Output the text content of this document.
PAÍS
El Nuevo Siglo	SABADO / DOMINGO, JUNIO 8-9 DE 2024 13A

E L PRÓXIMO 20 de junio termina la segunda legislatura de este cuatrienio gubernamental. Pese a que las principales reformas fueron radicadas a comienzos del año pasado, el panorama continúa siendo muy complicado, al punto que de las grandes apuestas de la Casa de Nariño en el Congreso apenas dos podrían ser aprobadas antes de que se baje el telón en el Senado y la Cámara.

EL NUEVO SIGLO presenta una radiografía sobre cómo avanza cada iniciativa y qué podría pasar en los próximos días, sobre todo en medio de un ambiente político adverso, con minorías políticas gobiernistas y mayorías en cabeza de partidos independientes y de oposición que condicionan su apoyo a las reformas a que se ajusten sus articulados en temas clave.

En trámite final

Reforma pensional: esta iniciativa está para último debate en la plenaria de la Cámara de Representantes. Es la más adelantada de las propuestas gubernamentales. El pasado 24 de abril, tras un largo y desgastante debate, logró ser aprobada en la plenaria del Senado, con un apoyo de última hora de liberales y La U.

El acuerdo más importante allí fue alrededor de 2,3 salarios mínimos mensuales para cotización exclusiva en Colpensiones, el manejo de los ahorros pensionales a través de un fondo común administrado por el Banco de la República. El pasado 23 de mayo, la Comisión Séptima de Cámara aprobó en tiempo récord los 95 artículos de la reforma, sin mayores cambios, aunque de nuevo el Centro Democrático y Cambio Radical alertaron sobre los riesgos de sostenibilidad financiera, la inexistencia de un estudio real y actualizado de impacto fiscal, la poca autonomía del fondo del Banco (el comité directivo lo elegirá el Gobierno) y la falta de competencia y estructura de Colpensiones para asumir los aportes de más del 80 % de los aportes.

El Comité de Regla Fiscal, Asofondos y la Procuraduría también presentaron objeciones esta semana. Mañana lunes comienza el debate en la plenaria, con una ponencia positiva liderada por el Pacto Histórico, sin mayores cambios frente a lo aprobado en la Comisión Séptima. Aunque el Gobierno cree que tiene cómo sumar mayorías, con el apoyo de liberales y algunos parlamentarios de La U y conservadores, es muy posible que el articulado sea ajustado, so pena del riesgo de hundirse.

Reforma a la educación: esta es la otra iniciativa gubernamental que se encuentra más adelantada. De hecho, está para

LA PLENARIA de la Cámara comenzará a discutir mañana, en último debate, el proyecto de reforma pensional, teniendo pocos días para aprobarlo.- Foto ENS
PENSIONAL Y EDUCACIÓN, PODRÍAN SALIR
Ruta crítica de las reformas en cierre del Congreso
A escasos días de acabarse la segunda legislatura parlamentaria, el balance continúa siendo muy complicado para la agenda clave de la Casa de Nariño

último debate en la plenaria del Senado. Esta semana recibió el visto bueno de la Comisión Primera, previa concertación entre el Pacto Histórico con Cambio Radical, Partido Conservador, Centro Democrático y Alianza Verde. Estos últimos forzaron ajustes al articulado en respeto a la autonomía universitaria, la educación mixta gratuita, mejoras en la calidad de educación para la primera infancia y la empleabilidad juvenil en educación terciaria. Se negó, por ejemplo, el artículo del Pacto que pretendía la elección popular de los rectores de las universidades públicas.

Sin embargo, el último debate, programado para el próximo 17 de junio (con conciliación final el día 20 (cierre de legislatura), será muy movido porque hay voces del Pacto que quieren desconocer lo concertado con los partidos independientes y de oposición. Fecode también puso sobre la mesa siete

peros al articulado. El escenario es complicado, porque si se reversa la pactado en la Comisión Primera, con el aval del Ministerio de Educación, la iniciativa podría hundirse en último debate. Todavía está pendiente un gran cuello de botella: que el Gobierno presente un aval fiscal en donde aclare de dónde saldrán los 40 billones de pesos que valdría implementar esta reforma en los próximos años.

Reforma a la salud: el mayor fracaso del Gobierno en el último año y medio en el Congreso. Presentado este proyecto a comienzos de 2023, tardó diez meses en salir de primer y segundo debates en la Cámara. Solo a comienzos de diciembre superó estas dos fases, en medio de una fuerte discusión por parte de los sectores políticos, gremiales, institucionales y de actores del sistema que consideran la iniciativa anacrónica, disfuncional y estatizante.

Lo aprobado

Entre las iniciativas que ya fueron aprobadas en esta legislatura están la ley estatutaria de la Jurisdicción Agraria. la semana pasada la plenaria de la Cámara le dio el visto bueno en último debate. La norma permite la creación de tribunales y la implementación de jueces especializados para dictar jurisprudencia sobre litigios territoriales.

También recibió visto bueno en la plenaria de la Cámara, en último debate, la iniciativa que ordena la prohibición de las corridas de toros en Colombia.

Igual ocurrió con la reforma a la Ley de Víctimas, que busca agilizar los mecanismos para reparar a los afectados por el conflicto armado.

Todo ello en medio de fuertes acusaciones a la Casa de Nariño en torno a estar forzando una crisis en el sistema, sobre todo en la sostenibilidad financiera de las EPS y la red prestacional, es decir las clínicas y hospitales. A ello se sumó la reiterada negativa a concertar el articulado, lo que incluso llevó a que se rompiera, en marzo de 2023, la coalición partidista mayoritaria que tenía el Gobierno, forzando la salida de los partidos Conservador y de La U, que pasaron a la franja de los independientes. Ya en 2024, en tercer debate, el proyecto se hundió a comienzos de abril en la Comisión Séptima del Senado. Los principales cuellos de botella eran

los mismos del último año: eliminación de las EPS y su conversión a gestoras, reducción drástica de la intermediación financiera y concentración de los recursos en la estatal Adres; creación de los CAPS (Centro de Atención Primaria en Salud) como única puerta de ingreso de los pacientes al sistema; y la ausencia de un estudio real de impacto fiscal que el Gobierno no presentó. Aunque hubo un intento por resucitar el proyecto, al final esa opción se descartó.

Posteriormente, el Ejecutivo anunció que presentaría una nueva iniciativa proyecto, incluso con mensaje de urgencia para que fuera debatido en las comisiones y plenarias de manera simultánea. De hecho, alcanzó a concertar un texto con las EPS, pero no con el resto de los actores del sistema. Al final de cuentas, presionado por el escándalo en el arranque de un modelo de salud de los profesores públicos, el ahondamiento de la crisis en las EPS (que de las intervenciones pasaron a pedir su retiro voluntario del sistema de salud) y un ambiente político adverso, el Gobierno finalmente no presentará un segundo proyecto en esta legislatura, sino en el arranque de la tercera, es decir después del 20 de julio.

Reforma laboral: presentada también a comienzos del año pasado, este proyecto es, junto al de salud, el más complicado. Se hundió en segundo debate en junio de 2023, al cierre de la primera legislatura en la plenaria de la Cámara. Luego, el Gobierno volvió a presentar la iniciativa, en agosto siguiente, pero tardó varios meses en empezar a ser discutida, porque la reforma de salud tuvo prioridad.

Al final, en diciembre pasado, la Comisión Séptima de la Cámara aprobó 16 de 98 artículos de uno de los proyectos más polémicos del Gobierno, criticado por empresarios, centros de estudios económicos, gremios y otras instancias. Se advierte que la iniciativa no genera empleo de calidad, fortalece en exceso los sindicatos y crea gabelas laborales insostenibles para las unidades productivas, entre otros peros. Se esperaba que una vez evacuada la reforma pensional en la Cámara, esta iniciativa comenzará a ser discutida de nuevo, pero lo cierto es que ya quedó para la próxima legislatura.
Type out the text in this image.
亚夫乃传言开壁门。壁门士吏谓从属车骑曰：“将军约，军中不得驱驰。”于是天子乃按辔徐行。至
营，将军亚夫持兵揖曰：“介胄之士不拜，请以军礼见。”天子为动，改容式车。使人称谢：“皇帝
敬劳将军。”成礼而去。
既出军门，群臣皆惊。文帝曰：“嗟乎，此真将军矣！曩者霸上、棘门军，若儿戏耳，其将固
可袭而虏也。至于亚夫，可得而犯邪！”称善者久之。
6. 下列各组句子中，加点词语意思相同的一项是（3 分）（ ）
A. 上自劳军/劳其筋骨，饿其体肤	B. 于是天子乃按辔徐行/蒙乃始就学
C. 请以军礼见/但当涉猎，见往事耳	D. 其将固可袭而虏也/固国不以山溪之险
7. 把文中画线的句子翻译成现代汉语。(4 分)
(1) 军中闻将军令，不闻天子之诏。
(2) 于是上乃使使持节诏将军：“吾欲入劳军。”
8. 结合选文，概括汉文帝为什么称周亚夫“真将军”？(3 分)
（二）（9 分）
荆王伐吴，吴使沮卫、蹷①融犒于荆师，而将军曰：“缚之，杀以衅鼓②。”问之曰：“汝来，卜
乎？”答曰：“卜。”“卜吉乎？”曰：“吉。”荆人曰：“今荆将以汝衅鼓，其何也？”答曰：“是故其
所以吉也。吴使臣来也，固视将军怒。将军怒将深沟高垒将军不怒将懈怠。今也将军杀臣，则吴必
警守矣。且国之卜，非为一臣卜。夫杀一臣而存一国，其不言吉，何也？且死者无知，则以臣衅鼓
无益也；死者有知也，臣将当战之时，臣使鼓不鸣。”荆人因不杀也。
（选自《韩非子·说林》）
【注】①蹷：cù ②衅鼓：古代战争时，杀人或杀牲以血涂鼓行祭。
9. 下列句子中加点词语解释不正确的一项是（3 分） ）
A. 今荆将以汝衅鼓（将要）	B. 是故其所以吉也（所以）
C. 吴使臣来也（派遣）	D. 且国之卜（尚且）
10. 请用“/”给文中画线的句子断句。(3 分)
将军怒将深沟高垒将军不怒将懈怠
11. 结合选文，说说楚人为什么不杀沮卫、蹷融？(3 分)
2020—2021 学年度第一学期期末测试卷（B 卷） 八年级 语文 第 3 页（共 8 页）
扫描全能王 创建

*AIM OF THE EXERCISE:* Select the lines from the entries that include the word "请以军礼见".

*RIGHT ANSWER:*
营，将军亚夫持兵揖曰：“介胄之士不拜，请以军礼见。”天子为动，改容式车。使人称谢：“皇帝
C. 请以军礼见/但当涉猎，见往事耳	D. 其将固可袭而虏也/固国不以山溪之险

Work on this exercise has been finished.